■ WHAT YOU HAVE TO DO:
Each entry below should appear again exactly as written, without pictures.

Data entries:
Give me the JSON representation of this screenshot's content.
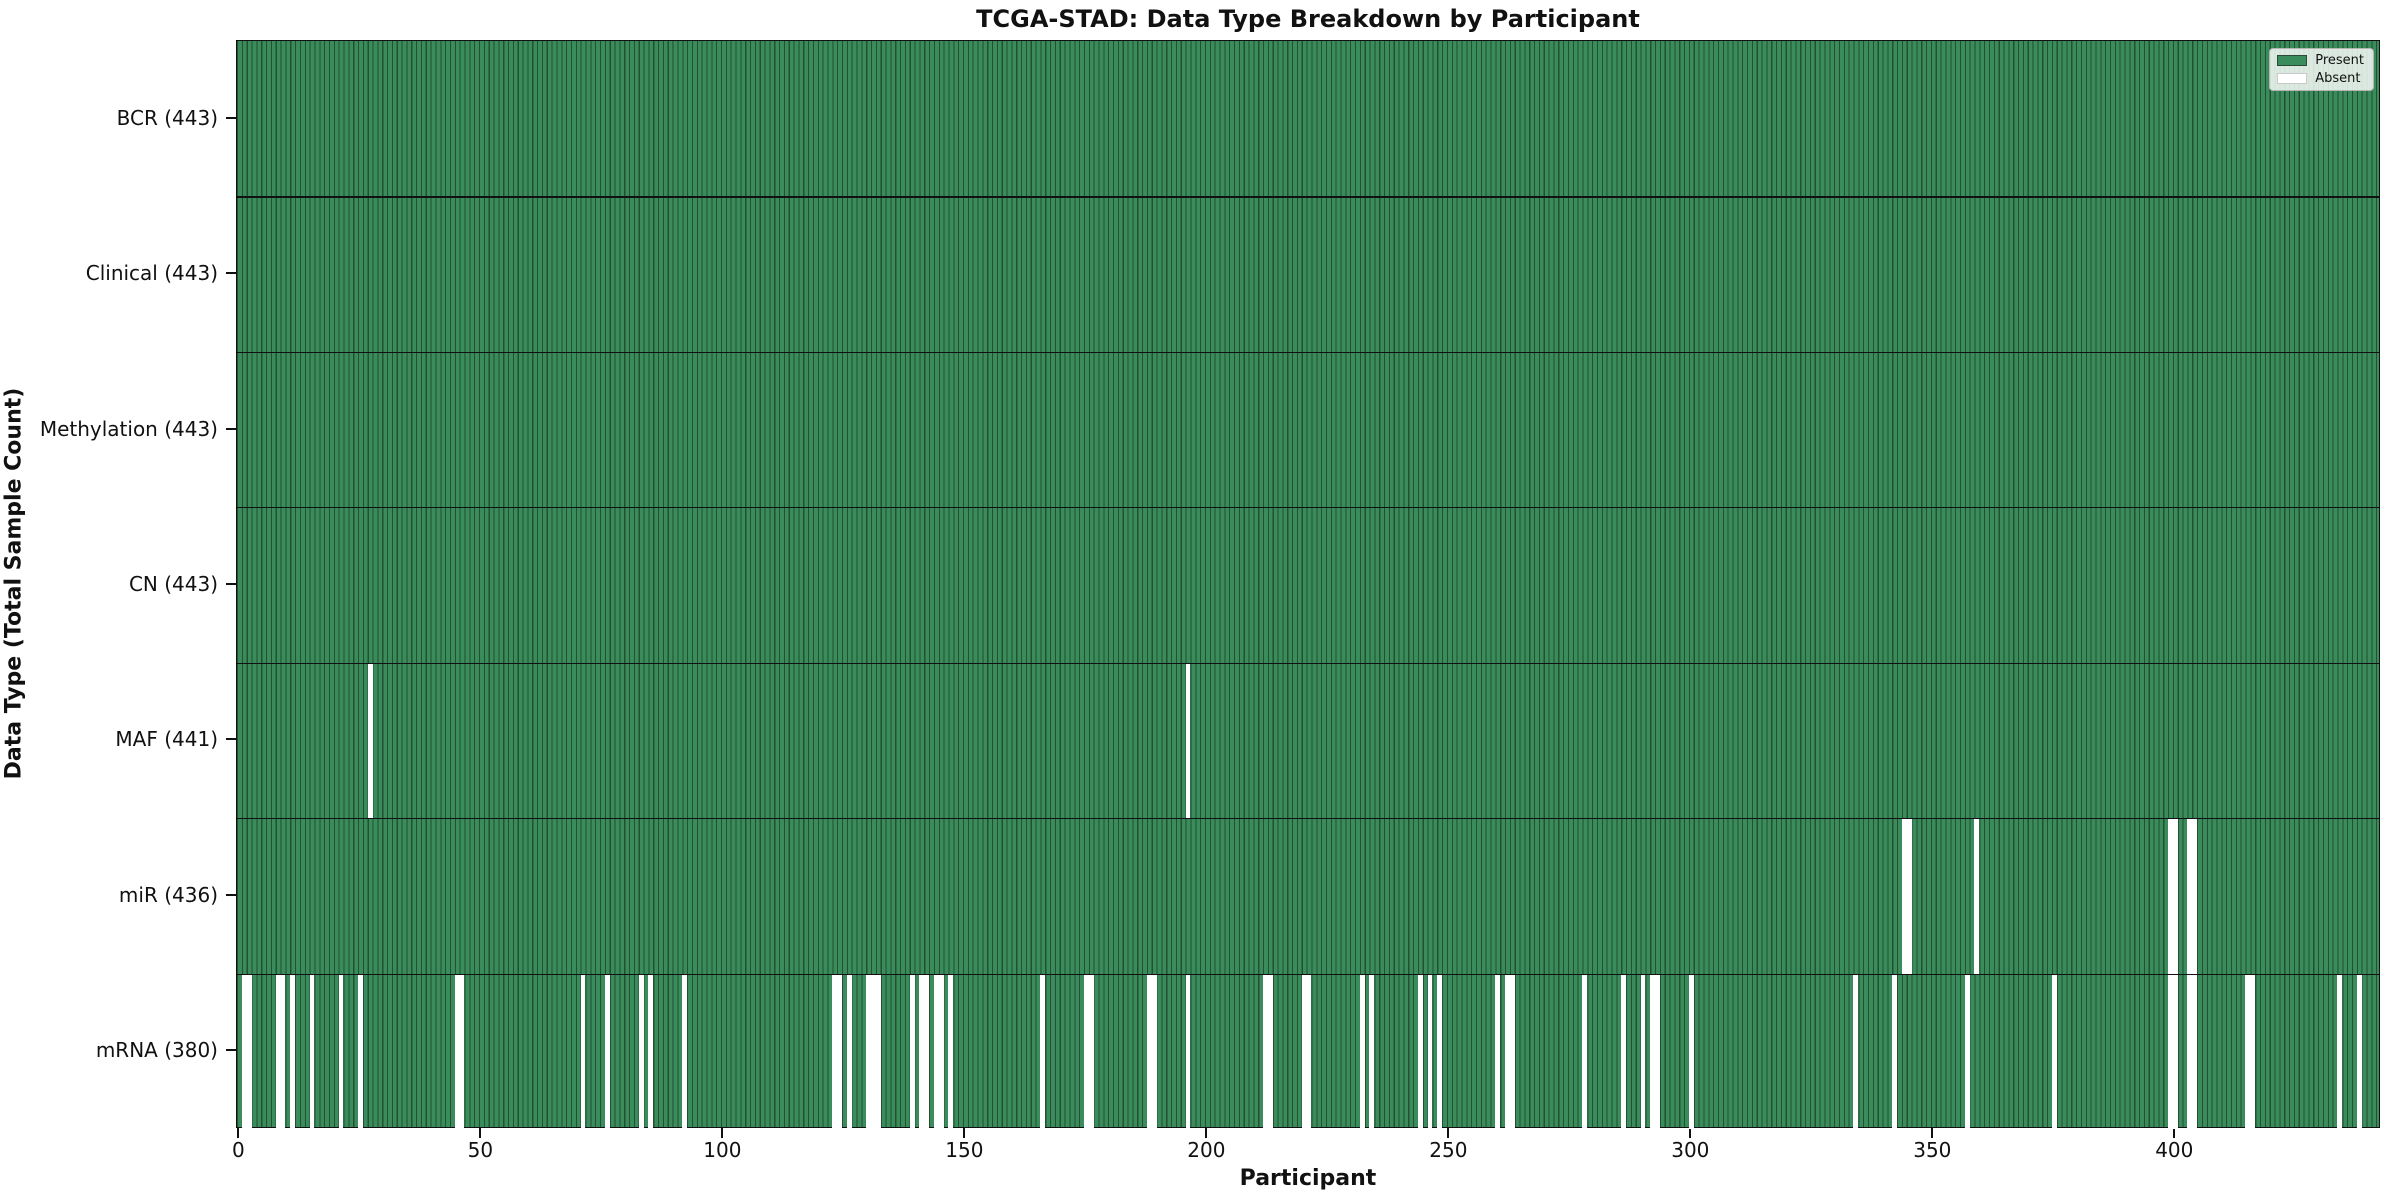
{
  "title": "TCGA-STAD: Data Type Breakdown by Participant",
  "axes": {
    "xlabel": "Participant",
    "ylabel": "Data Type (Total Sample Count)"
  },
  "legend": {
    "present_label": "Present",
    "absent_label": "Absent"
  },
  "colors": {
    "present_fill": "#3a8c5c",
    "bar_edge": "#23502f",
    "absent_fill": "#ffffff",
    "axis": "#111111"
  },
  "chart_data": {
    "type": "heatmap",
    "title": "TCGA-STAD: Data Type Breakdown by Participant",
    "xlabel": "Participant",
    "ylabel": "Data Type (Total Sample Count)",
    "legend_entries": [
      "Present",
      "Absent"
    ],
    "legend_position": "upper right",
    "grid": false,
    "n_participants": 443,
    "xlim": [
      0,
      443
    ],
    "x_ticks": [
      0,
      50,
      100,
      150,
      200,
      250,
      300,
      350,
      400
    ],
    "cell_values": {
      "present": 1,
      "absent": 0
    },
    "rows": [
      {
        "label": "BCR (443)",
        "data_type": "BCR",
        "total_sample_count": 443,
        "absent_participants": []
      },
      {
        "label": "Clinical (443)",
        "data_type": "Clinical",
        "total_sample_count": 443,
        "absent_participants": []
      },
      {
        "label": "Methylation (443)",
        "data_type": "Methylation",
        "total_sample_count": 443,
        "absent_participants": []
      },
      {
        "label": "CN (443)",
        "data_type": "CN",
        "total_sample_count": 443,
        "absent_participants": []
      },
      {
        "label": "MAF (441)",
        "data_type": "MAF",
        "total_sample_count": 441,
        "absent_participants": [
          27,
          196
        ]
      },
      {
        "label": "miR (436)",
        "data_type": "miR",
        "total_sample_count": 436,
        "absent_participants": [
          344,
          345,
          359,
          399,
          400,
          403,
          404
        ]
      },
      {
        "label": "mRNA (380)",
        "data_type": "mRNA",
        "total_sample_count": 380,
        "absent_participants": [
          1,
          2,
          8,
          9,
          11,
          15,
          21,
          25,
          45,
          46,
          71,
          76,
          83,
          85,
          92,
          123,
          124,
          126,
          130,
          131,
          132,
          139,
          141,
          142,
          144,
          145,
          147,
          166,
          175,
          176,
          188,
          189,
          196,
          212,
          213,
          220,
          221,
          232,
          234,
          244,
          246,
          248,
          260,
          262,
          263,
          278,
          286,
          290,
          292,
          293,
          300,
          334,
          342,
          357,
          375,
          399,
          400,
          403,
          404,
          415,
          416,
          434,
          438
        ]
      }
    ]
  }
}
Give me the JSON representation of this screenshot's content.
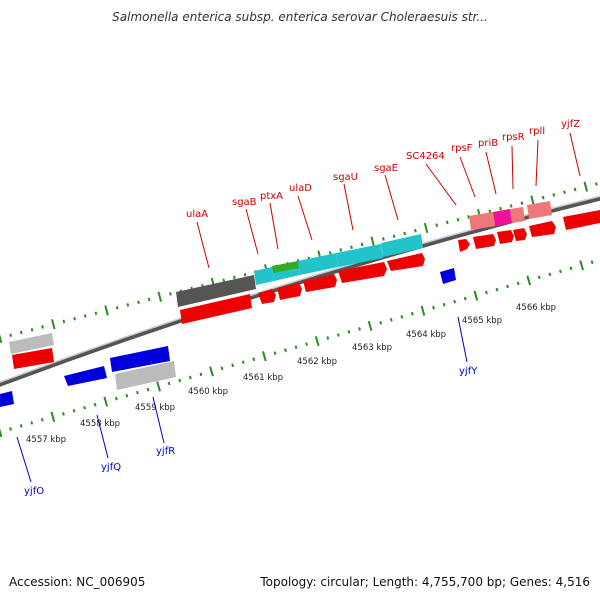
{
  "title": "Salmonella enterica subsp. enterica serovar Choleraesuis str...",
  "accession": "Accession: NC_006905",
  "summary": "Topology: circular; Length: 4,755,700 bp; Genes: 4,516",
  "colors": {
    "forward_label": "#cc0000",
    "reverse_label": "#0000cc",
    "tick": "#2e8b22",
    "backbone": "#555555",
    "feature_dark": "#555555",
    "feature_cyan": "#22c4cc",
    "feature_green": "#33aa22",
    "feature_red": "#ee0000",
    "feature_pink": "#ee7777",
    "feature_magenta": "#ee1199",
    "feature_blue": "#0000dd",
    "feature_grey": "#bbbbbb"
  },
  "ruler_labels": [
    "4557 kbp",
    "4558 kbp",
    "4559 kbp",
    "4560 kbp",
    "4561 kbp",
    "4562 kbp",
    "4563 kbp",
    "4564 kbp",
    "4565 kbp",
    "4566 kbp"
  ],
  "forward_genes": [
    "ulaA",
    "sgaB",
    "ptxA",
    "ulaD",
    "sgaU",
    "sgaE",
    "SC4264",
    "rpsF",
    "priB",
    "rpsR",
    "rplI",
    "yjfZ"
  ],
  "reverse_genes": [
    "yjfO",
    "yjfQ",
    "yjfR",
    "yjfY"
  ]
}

■ RESULT FOR THIS EXERCISE:
Give me the JSON representation of this screenshot's content.
{
  "title": "TCGA-STAD: Data Type Breakdown by Participant",
  "axes": {
    "xlabel": "Participant",
    "ylabel": "Data Type (Total Sample Count)"
  },
  "legend": {
    "present_label": "Present",
    "absent_label": "Absent"
  },
  "colors": {
    "present_fill": "#3a8c5c",
    "bar_edge": "#23502f",
    "absent_fill": "#ffffff",
    "axis": "#111111"
  },
  "chart_data": {
    "type": "heatmap",
    "title": "TCGA-STAD: Data Type Breakdown by Participant",
    "xlabel": "Participant",
    "ylabel": "Data Type (Total Sample Count)",
    "legend_entries": [
      "Present",
      "Absent"
    ],
    "legend_position": "upper right",
    "grid": false,
    "n_participants": 443,
    "xlim": [
      0,
      443
    ],
    "x_ticks": [
      0,
      50,
      100,
      150,
      200,
      250,
      300,
      350,
      400
    ],
    "cell_values": {
      "present": 1,
      "absent": 0
    },
    "rows": [
      {
        "label": "BCR (443)",
        "data_type": "BCR",
        "total_sample_count": 443,
        "absent_participants": []
      },
      {
        "label": "Clinical (443)",
        "data_type": "Clinical",
        "total_sample_count": 443,
        "absent_participants": []
      },
      {
        "label": "Methylation (443)",
        "data_type": "Methylation",
        "total_sample_count": 443,
        "absent_participants": []
      },
      {
        "label": "CN (443)",
        "data_type": "CN",
        "total_sample_count": 443,
        "absent_participants": []
      },
      {
        "label": "MAF (441)",
        "data_type": "MAF",
        "total_sample_count": 441,
        "absent_participants": [
          27,
          196
        ]
      },
      {
        "label": "miR (436)",
        "data_type": "miR",
        "total_sample_count": 436,
        "absent_participants": [
          344,
          345,
          359,
          399,
          400,
          403,
          404
        ]
      },
      {
        "label": "mRNA (380)",
        "data_type": "mRNA",
        "total_sample_count": 380,
        "absent_participants": [
          1,
          2,
          8,
          9,
          11,
          15,
          21,
          25,
          45,
          46,
          71,
          76,
          83,
          85,
          92,
          123,
          124,
          126,
          130,
          131,
          132,
          139,
          141,
          142,
          144,
          145,
          147,
          166,
          175,
          176,
          188,
          189,
          196,
          212,
          213,
          220,
          221,
          232,
          234,
          244,
          246,
          248,
          260,
          262,
          263,
          278,
          286,
          290,
          292,
          293,
          300,
          334,
          342,
          357,
          375,
          399,
          400,
          403,
          404,
          415,
          416,
          434,
          438
        ]
      }
    ]
  }
}
Give me the JSON representation of this screenshot's content.
{
  "title": "Salmonella enterica subsp. enterica serovar Choleraesuis str...",
  "accession": "Accession: NC_006905",
  "summary": "Topology: circular; Length: 4,755,700 bp; Genes: 4,516",
  "colors": {
    "forward_label": "#cc0000",
    "reverse_label": "#0000cc",
    "tick": "#2e8b22",
    "backbone": "#555555",
    "feature_dark": "#555555",
    "feature_cyan": "#22c4cc",
    "feature_green": "#33aa22",
    "feature_red": "#ee0000",
    "feature_pink": "#ee7777",
    "feature_magenta": "#ee1199",
    "feature_blue": "#0000dd",
    "feature_grey": "#bbbbbb"
  },
  "ruler_labels": [
    "4557 kbp",
    "4558 kbp",
    "4559 kbp",
    "4560 kbp",
    "4561 kbp",
    "4562 kbp",
    "4563 kbp",
    "4564 kbp",
    "4565 kbp",
    "4566 kbp"
  ],
  "forward_genes": [
    "ulaA",
    "sgaB",
    "ptxA",
    "ulaD",
    "sgaU",
    "sgaE",
    "SC4264",
    "rpsF",
    "priB",
    "rpsR",
    "rplI",
    "yjfZ"
  ],
  "reverse_genes": [
    "yjfO",
    "yjfQ",
    "yjfR",
    "yjfY"
  ]
}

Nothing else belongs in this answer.